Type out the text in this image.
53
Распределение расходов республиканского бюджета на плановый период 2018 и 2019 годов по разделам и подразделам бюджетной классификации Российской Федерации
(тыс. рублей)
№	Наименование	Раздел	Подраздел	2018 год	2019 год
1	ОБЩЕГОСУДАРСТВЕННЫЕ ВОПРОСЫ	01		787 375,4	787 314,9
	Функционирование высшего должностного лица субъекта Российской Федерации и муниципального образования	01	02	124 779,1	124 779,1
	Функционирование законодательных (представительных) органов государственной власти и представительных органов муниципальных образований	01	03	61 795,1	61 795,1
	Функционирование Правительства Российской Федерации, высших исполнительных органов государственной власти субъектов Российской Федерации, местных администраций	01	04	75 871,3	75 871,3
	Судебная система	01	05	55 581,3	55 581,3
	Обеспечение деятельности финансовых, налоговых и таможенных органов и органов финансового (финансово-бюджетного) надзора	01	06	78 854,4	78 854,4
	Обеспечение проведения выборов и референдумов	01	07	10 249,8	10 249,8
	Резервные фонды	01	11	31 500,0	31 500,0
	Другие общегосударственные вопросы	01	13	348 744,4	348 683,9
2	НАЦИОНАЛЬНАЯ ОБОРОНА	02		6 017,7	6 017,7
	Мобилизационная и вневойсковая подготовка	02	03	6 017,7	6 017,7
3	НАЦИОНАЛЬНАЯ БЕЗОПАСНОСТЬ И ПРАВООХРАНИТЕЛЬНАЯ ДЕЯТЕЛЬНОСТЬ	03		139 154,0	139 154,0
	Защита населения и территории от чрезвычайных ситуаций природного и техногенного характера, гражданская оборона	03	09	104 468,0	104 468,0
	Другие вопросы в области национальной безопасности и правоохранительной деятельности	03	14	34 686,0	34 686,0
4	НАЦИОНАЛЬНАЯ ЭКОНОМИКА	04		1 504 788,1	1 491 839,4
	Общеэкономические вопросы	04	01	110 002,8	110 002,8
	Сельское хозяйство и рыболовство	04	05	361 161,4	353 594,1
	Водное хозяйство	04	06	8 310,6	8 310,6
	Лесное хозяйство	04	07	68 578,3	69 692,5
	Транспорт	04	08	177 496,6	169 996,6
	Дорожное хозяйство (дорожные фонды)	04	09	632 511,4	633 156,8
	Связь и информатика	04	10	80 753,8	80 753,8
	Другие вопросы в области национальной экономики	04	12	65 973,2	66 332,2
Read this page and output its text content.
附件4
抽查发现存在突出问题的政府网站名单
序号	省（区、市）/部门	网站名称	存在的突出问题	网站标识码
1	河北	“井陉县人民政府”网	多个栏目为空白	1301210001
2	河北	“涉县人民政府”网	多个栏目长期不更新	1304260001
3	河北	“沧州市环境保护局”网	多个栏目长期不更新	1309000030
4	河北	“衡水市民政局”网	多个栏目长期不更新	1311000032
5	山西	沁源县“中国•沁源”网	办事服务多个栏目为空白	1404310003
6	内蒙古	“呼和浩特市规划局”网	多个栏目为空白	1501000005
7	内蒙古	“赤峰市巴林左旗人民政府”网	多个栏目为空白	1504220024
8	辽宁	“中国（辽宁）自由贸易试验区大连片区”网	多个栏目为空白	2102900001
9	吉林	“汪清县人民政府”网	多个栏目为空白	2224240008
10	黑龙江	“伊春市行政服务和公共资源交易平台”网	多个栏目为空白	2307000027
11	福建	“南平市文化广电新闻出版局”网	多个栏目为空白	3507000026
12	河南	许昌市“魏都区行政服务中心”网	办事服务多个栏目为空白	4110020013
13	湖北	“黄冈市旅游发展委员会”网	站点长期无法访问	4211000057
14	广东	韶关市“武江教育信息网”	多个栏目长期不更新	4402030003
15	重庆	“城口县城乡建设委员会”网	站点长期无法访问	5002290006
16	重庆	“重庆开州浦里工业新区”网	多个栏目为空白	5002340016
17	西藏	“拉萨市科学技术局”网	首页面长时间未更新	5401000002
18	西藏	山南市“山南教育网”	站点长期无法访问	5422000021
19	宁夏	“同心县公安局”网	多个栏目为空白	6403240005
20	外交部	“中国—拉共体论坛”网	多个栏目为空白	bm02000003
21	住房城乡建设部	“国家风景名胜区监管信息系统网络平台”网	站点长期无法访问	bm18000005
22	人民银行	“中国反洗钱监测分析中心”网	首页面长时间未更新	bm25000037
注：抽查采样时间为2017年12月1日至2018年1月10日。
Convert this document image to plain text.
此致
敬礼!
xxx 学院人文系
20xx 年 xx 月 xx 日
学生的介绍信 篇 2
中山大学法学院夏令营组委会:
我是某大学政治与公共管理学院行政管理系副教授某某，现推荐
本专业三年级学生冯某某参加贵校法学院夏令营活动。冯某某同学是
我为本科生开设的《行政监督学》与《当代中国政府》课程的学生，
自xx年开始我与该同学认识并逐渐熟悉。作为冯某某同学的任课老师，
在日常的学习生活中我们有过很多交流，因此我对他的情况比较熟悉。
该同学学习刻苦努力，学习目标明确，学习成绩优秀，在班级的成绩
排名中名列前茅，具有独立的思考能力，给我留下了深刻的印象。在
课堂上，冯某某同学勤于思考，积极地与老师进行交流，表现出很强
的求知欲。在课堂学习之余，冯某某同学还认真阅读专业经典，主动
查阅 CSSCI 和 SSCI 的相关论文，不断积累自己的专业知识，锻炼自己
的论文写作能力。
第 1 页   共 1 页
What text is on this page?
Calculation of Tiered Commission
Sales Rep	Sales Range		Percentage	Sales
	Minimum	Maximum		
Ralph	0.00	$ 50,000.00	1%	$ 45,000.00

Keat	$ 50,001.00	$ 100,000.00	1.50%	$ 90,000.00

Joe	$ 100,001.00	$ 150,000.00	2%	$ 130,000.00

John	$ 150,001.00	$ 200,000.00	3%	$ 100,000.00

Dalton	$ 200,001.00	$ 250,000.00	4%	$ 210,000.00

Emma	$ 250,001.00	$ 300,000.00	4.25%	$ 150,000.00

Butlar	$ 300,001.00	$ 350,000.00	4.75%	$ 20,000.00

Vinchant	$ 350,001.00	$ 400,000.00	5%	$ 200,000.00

Exercise requirements
Check each line of the entries for the string "首页面长时间未更新". Copy the lines that have it.

Expected output
17	西藏	“拉萨市科学技术局”网	首页面长时间未更新	5401000002
22	人民银行	“中国反洗钱监测分析中心”网	首页面长时间未更新	bm25000037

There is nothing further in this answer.